What to do:
Say how many lines include the word "Broker". Reply with nothing but the number.
------------------------------------
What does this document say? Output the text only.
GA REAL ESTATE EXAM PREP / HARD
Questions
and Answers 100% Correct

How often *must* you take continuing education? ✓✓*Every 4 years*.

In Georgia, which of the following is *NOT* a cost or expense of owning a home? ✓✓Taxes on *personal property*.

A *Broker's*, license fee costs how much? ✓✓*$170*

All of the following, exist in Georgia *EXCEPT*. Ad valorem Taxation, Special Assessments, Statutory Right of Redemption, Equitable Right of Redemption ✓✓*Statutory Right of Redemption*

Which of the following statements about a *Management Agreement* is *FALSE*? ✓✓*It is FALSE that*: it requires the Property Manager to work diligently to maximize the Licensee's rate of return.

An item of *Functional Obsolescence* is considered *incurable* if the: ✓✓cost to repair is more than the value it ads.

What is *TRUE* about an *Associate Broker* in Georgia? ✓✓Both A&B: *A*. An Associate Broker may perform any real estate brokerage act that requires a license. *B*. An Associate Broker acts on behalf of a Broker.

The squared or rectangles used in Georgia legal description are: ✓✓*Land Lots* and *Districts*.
------------------------------------
Answer to this task:
2